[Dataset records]
--- start ---

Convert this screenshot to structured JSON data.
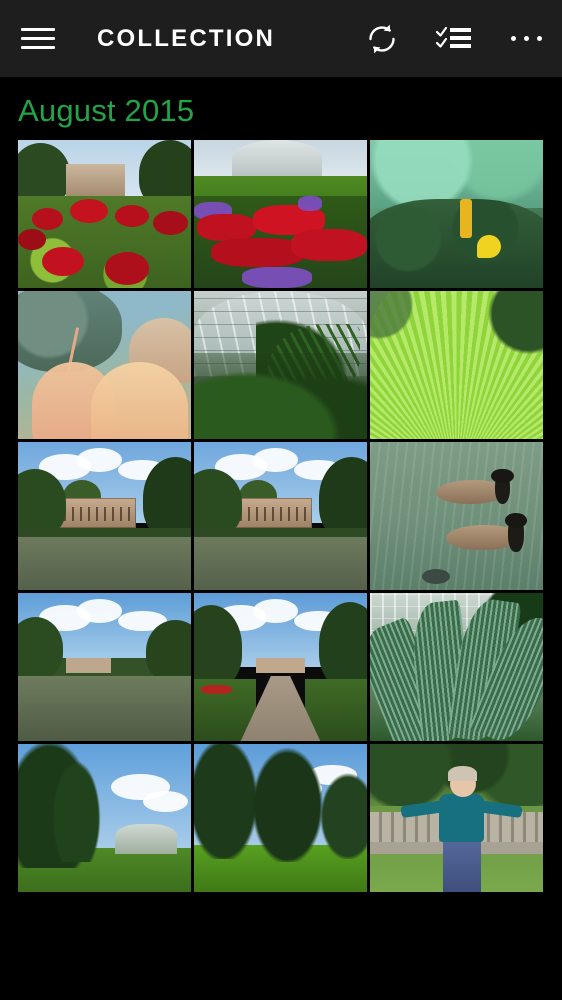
{
  "app": {
    "title": "COLLECTION",
    "background_color": "#000000",
    "appbar_color": "#1e1e1e",
    "accent_color": "#21a548"
  },
  "appbar": {
    "menu_icon": "hamburger-menu-icon",
    "title": "COLLECTION",
    "actions": [
      {
        "name": "refresh-button",
        "icon": "refresh-sync-icon"
      },
      {
        "name": "select-button",
        "icon": "checklist-icon"
      },
      {
        "name": "more-button",
        "icon": "ellipsis-icon"
      }
    ]
  },
  "groups": [
    {
      "title": "August 2015",
      "photos": [
        {
          "alt": "Red flowers in front of a stately house",
          "scene": "s1"
        },
        {
          "alt": "Formal red and purple flower beds by a glasshouse",
          "scene": "s2"
        },
        {
          "alt": "Green hedge with yellow flowers",
          "scene": "s3"
        },
        {
          "alt": "Pink coral and underwater plants",
          "scene": "s4"
        },
        {
          "alt": "Glasshouse interior with palms",
          "scene": "s5"
        },
        {
          "alt": "Large green fan palm leaf",
          "scene": "s6"
        },
        {
          "alt": "Palace across the lake",
          "scene": "s7"
        },
        {
          "alt": "Palace across the lake, second shot",
          "scene": "s8"
        },
        {
          "alt": "Two Canada geese swimming",
          "scene": "s9"
        },
        {
          "alt": "Wide view of the lake and palace",
          "scene": "s10"
        },
        {
          "alt": "Gravel path leading to the palace",
          "scene": "s11"
        },
        {
          "alt": "Cycad fronds in the glasshouse",
          "scene": "s12"
        },
        {
          "alt": "Conifers with glasshouse behind",
          "scene": "s13"
        },
        {
          "alt": "Large trees on the lawn",
          "scene": "s14"
        },
        {
          "alt": "Man in a teal sweater on a wooden bench",
          "scene": "s15"
        }
      ]
    }
  ]
}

--- end ---

### REQUIREMENT
Give back the whole listing as it stands, minus its pictures.

### OUTPUT OF THE EXERCISE
Convert this screenshot to structured JSON data.
{
  "app": {
    "title": "COLLECTION",
    "background_color": "#000000",
    "appbar_color": "#1e1e1e",
    "accent_color": "#21a548"
  },
  "appbar": {
    "menu_icon": "hamburger-menu-icon",
    "title": "COLLECTION",
    "actions": [
      {
        "name": "refresh-button",
        "icon": "refresh-sync-icon"
      },
      {
        "name": "select-button",
        "icon": "checklist-icon"
      },
      {
        "name": "more-button",
        "icon": "ellipsis-icon"
      }
    ]
  },
  "groups": [
    {
      "title": "August 2015",
      "photos": [
        {
          "alt": "Red flowers in front of a stately house",
          "scene": "s1"
        },
        {
          "alt": "Formal red and purple flower beds by a glasshouse",
          "scene": "s2"
        },
        {
          "alt": "Green hedge with yellow flowers",
          "scene": "s3"
        },
        {
          "alt": "Pink coral and underwater plants",
          "scene": "s4"
        },
        {
          "alt": "Glasshouse interior with palms",
          "scene": "s5"
        },
        {
          "alt": "Large green fan palm leaf",
          "scene": "s6"
        },
        {
          "alt": "Palace across the lake",
          "scene": "s7"
        },
        {
          "alt": "Palace across the lake, second shot",
          "scene": "s8"
        },
        {
          "alt": "Two Canada geese swimming",
          "scene": "s9"
        },
        {
          "alt": "Wide view of the lake and palace",
          "scene": "s10"
        },
        {
          "alt": "Gravel path leading to the palace",
          "scene": "s11"
        },
        {
          "alt": "Cycad fronds in the glasshouse",
          "scene": "s12"
        },
        {
          "alt": "Conifers with glasshouse behind",
          "scene": "s13"
        },
        {
          "alt": "Large trees on the lawn",
          "scene": "s14"
        },
        {
          "alt": "Man in a teal sweater on a wooden bench",
          "scene": "s15"
        }
      ]
    }
  ]
}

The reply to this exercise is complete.